Count the lines below that contain the word "legend", and report only that number.

-- BEGIN --

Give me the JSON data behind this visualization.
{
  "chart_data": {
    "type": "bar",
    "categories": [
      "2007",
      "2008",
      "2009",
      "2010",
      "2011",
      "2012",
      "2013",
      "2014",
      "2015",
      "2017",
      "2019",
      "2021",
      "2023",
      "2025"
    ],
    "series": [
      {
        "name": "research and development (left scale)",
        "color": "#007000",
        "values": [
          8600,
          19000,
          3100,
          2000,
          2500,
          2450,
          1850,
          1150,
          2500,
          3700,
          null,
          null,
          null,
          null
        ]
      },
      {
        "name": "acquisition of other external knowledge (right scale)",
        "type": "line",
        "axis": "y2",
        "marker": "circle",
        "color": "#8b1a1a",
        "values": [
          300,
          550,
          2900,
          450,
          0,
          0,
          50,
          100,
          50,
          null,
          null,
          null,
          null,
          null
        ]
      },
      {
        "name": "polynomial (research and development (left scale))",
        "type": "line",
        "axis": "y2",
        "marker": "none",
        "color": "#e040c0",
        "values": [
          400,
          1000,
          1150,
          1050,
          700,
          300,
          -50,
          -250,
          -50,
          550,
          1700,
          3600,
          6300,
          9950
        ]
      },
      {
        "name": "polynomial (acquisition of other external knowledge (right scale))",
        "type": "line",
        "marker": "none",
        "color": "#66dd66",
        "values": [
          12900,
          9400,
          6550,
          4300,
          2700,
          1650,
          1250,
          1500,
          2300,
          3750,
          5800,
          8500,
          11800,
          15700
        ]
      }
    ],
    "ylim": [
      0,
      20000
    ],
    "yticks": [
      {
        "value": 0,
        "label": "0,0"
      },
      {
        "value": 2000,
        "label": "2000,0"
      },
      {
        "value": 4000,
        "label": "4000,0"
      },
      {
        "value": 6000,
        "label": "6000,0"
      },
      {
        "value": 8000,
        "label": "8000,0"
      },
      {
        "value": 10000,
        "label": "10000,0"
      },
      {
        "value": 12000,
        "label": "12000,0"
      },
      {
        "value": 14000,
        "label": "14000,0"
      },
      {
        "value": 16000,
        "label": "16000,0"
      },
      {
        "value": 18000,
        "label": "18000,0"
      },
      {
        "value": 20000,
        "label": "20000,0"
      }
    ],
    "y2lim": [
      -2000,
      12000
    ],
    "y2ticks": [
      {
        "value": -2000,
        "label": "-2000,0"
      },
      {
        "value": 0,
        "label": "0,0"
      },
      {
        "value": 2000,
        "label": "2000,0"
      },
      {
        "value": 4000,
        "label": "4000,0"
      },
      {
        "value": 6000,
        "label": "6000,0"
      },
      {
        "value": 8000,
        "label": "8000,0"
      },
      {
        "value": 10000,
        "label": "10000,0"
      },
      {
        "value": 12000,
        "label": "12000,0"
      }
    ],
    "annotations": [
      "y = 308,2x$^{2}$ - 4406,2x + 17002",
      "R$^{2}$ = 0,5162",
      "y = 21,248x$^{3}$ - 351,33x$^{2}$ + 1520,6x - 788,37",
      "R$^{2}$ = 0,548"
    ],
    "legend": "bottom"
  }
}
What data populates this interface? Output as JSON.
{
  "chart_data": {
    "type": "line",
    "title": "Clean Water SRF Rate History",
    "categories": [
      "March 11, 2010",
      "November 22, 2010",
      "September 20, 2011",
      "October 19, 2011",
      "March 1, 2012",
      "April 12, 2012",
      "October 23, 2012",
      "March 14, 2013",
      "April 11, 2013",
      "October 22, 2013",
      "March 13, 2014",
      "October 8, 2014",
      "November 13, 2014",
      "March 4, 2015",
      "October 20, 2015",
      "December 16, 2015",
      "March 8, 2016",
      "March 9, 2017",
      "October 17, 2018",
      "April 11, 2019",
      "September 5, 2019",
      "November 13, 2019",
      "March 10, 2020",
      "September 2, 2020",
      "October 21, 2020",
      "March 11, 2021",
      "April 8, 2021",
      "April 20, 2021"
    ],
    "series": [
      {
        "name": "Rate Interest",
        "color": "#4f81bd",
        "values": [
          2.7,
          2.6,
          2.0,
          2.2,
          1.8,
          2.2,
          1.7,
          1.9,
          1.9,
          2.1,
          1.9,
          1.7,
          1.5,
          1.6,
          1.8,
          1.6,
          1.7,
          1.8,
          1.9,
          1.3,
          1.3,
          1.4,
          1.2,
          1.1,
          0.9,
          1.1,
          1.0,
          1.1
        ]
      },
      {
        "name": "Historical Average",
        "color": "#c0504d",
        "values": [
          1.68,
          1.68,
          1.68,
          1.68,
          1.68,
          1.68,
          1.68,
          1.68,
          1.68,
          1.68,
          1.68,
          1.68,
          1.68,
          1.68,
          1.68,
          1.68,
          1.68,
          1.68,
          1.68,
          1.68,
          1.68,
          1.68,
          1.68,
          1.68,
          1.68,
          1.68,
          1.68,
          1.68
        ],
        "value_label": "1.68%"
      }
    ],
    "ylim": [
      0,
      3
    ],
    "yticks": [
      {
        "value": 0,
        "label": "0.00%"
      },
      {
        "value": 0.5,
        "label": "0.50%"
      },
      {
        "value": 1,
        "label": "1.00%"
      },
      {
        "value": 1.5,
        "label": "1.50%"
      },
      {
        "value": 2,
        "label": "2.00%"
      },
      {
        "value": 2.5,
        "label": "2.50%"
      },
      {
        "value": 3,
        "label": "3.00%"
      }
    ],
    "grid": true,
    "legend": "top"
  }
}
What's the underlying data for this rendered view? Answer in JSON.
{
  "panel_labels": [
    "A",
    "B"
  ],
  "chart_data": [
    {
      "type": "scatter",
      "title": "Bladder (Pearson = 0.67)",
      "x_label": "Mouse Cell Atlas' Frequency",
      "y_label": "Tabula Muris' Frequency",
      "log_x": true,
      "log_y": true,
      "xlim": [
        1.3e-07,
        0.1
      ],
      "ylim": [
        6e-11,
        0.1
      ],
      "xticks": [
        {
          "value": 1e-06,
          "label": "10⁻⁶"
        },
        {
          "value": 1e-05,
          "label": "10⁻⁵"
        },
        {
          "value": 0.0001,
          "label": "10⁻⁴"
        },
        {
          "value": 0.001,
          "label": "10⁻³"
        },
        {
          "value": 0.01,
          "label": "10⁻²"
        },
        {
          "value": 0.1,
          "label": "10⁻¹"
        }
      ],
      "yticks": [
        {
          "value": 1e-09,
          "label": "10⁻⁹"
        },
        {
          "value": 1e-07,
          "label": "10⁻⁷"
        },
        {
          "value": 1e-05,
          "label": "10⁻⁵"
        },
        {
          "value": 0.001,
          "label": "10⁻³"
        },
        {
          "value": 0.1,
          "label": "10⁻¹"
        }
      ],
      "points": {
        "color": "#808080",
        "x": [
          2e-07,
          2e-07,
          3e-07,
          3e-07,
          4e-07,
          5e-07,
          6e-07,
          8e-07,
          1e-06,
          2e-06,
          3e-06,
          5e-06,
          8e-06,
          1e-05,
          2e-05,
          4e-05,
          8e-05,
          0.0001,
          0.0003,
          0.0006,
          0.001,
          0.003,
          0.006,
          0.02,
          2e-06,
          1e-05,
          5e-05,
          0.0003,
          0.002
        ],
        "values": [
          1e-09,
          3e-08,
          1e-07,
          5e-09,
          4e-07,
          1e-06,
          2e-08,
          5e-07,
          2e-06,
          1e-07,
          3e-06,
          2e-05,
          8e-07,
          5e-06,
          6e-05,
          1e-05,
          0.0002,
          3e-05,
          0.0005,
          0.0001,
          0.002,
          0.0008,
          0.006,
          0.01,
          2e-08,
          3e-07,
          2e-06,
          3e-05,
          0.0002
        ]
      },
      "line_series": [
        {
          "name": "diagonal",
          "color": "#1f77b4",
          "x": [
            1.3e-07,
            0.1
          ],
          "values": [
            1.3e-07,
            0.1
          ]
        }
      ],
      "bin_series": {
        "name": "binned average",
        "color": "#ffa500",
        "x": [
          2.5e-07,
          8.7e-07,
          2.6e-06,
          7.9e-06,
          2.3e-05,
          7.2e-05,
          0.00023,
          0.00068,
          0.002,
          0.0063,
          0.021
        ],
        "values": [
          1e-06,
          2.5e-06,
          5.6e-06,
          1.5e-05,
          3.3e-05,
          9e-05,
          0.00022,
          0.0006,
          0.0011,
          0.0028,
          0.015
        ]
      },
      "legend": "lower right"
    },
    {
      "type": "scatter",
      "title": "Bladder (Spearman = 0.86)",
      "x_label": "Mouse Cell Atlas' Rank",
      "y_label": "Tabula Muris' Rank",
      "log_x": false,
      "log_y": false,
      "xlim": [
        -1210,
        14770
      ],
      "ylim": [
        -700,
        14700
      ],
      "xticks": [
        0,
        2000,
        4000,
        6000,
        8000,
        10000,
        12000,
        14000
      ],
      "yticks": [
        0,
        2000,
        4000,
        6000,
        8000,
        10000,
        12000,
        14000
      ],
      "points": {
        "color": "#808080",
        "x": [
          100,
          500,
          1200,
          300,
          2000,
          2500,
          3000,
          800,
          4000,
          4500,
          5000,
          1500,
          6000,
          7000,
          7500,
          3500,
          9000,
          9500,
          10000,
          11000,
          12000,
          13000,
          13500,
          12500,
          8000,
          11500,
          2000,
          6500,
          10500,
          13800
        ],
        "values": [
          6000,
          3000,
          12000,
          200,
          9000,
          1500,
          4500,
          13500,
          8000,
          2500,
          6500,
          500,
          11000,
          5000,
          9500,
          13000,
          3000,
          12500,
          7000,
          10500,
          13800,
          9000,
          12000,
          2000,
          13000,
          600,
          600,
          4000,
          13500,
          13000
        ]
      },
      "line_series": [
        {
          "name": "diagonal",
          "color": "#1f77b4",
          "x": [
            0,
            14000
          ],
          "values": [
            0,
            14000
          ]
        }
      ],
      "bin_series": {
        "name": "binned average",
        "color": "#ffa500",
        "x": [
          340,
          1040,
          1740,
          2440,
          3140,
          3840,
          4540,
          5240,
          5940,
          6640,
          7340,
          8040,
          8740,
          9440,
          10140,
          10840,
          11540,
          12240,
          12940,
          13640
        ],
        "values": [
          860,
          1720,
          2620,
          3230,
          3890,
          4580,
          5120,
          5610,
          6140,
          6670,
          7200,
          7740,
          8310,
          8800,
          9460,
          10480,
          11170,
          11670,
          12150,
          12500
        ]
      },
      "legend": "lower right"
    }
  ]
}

-- END --

- SOLUTION TO THIS PROBLEM
4